Mas não fique feliz. Ainda te detesto por cada apelido cunhado e pelos anos em que convivi com a sala repetindo-os.

Espero que tenha se tornado uma pessoa melhor. Meninos não serão só meninos pra sempre.

L.

Querida M.

Eu gostaria de imprimir um tom mais agressivo na sua carta do que aquele que pus na carta de A., mas isso não condiz com meus princípios. Se mantive minha educação na carta dele, vou manter na sua também. Estou controlando meus dedos para não resumir esse texto à palavrões e xingamentos do mais baixo escalão - e acho bom você saber disso, só pra sentir o nível. Eu tenho muitas perguntas que gostaria de fazer à você, mas a primeira da fila é: qual o teu problema? Quer dizer, eu nunca entendi o motivo das meninas serem tão ariscas comigo, mas você principalmente - pois você foi a que mais me irritou, me apurrinhou, me tratou mal e me pôs em situações bem chatinhas. Qual é, eu era a última das últimas! O que tinha de tão especial em mim? Sim, eu quero saber porque você me empurrou do batente e me fez cair de cara no chão. Eu quero saber porque você fazia questão de destacar cada mínimo erro meu. Eu quero saber pra que os anos que passei engolindo suas palavras, afiadas feito facas, façam um mínimo de sentido.

E honestamente, querida: é muita falta de noção da sua parte chegar pra mim, anos depois, na maior cara de pau, e perguntar se eu me lembro dos bons tempos de ensino fundamental. Mulher. Cidadã. Criatura. De. Deus. Bons tempos de onde? A amnésia bateu forte, desculpa. Olha, eu tinha até esquecido que você existia, mas como sempre, a sua pessoinha dá um jeito de atrapalhar minha paz. Se você queria, por algum acaso, um contato mais amigável comigo, deixa eu te contar duas coisas: 1) Amizade comigo você não tem de novo nem aqui nem no inferno; 2) Belíssimo jeito de começar, viu?

Bem, assim sendo, eu gostaria de despejar minhas palavras aqui e esquecê-las junto com você. Vou terminar essa carta lhe desejando nada, nem bom nem mau. Desejos são preciosos demais pra gastar com gente feito você.

[Entradas de elementos anotados]
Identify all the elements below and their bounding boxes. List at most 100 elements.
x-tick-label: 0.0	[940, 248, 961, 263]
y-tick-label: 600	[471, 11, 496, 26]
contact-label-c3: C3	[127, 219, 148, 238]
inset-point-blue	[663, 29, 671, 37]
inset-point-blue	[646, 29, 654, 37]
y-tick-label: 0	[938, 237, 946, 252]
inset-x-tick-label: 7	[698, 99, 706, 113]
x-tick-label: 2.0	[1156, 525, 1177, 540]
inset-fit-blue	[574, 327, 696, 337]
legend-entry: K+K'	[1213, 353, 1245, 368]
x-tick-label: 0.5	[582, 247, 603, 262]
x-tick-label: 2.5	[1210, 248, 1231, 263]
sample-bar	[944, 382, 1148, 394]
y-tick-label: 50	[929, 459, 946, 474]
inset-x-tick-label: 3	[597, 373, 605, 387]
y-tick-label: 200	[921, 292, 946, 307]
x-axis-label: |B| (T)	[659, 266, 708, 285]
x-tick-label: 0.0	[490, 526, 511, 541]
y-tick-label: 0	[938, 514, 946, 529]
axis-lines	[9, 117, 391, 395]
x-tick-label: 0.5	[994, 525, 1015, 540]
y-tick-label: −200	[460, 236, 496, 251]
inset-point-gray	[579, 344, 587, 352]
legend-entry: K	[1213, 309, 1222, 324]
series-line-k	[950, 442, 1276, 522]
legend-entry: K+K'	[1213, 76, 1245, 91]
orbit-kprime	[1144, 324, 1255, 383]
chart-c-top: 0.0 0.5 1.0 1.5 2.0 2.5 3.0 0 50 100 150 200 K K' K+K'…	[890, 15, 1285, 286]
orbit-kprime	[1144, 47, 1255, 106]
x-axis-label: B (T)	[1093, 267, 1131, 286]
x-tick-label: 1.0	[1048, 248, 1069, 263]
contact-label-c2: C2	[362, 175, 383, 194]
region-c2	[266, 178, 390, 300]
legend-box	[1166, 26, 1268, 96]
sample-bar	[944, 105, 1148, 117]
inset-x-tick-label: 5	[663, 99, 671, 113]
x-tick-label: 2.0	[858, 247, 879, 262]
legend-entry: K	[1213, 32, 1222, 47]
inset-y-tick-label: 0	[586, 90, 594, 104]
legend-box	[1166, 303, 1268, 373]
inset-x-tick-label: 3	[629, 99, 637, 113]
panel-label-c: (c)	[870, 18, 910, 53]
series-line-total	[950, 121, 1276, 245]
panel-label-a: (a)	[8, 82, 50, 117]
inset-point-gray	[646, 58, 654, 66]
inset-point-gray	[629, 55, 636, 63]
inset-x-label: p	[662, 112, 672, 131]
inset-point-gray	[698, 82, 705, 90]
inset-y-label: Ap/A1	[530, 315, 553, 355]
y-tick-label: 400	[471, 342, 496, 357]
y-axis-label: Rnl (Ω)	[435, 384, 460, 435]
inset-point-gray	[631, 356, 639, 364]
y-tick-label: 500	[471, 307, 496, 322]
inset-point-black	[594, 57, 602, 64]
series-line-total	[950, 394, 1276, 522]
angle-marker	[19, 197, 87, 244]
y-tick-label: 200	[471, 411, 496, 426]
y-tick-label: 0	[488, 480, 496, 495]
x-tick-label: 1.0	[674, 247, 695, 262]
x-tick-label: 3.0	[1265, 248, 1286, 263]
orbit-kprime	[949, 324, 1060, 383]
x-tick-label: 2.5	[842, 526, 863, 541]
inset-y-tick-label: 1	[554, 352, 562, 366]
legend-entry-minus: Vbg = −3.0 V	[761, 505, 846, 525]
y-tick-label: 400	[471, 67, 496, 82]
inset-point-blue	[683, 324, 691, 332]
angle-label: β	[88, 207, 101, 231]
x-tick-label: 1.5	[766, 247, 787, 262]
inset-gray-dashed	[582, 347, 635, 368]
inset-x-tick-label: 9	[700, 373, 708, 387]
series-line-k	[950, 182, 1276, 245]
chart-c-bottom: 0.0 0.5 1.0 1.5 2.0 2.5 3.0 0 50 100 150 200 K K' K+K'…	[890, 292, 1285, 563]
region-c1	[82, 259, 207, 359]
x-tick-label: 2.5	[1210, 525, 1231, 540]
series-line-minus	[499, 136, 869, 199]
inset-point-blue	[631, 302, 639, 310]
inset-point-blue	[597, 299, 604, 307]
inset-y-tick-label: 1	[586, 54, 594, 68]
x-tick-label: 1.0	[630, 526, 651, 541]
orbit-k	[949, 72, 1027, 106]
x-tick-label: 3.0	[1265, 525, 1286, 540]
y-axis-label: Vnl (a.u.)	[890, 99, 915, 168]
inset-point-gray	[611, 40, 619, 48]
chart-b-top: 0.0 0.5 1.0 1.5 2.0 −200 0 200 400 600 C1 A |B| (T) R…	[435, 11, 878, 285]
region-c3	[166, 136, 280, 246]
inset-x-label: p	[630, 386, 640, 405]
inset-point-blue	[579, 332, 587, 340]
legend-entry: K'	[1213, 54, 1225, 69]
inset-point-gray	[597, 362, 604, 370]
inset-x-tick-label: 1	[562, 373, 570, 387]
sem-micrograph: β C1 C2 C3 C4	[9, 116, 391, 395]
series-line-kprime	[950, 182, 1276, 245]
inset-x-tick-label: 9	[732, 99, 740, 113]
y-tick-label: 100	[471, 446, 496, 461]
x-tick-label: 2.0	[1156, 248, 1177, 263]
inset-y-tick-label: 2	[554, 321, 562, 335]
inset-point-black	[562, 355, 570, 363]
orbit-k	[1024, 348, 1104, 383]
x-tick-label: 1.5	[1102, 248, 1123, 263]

**O que fazer**
1 > Responda com base nas cartas sobre os tempos de escola:
(a) Segundo a carta assinada por L., o que os meninos não serão para sempre?
(b) De onde M. empurrou quem escreve a carta?
(c) Anos depois, o que M. perguntou a quem escreve a carta?
2 > Devolva o trecho das cartas sobre os tempos de escola que vai de "Bem, assim sendo, eu" a "gente feito você.", inclusive.
3 > Prossiga com as cartas sobre os tempos de escola a partir da última frase apresentada.

**Respostas em ordem**
1 >
(a) Os meninos não serão só meninos pra sempre.
(b) M. empurrou quem escreve do batente, e essa pessoa caiu de cara no chão.
(c) M. perguntou se quem escreve se lembrava dos bons tempos de ensino fundamental.

2 >
Bem, assim sendo, eu gostaria de despejar minhas palavras aqui e esquecê-las junto com você. Vou terminar essa carta lhe desejando nada, nem bom nem mau. Desejos são preciosos demais pra gastar com gente feito você.

3 >
Se vire pra adivinhar quem escreveu isso. Sua esperteza deve lhe ajudar.

3 comentários:

  1. Acho que a infância é um dos períodos mais difíceis para nós, pessoas que vivem no planeta Terra. Antes eu pensava ser a transição para a adolescência mas sabe, se algo não vai bem na infância isso pode muito bem ser levado para a próxima fase da vida e daí em diante. Não fico nem um pouco feliz em ler suas cartas Lives, na verdade eu consegui senti-las de um jeito estranho, mas tenho certeza que só de escreve-las já deve ter sido algo muito benéfico para você. Ao menos eu espero que tenha sido pois honestamente, tentar entender a motivação de pessoas que agem assim é o mesmo que tentar entender a si mesmo. É um grande labirinto, é querer praticar a empatia num outro nível e acho que não seja algo realmente bom - afinal nem todo mundo tem uma cabeça boa - mais nos vale cuidar da gente, do que dos outros.

    Mas talvez o mais difícil seja superar a dor que essas pessoas causam, ou se isso realmente é algo a ser superado. Perdoar a si mesmo e aos outros, estou pensando em algumas coisas importantes que me aconteceram nos períodos escolares.

    Estava aqui matutando se respondia seus comentários agora ou deixava para uma outra oportunidade, e optei pela última pois nesse clima não dá para deixar uns surtinhos cheios de exclamação.

    Beijos, Snow!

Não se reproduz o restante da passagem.